» What is being asked
Return each line that holds the word "screenshot".

» The input
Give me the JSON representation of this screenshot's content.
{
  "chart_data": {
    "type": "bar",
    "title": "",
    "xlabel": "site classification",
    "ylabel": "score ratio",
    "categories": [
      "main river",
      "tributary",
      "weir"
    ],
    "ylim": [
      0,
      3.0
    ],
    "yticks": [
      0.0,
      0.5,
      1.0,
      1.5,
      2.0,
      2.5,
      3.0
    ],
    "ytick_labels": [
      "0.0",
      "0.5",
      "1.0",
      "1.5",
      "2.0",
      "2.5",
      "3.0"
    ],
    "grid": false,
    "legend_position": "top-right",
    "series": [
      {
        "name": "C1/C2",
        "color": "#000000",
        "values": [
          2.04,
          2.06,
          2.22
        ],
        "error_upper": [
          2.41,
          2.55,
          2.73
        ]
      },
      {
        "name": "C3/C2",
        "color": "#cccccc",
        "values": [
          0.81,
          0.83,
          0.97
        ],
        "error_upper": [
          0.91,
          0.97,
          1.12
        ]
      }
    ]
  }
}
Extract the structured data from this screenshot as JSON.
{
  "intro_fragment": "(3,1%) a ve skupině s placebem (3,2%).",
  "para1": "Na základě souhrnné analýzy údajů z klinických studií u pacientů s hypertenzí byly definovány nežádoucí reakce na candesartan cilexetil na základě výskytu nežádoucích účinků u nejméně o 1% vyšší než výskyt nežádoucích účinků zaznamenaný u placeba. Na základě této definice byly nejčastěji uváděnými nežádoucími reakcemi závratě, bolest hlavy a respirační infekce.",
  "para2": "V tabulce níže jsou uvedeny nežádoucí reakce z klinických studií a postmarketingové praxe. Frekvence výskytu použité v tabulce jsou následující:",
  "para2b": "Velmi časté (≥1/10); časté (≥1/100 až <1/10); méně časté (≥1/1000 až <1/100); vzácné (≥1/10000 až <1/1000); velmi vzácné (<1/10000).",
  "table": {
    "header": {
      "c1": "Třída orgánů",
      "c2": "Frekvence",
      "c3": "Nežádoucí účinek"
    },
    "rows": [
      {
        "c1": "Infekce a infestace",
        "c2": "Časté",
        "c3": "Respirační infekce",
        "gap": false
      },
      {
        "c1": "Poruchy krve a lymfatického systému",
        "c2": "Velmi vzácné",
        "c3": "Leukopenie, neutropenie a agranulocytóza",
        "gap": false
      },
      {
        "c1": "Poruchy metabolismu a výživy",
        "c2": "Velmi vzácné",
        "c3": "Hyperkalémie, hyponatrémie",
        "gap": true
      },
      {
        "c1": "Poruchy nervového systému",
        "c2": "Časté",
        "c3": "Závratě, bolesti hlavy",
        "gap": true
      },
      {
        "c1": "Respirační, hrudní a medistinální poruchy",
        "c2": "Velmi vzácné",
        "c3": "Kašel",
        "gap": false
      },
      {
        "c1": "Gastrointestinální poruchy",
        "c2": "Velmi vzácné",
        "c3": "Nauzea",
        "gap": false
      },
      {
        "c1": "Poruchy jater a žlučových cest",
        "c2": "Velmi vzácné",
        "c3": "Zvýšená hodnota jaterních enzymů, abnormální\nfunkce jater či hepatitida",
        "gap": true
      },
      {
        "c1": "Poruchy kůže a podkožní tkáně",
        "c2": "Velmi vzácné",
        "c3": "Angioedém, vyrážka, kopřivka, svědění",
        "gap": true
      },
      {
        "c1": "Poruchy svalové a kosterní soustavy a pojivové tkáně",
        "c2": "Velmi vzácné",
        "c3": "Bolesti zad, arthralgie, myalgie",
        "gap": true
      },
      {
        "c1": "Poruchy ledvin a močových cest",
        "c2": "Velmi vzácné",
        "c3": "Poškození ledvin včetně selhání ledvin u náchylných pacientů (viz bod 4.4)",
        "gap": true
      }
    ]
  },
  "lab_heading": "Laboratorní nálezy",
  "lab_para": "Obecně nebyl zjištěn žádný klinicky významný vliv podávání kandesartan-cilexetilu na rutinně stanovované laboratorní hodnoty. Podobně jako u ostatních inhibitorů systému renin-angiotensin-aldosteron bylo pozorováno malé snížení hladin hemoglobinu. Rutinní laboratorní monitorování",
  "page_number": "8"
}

» Solution to this task
Give me the JSON representation of this screenshot's content.
Extract the structured data from this screenshot as JSON.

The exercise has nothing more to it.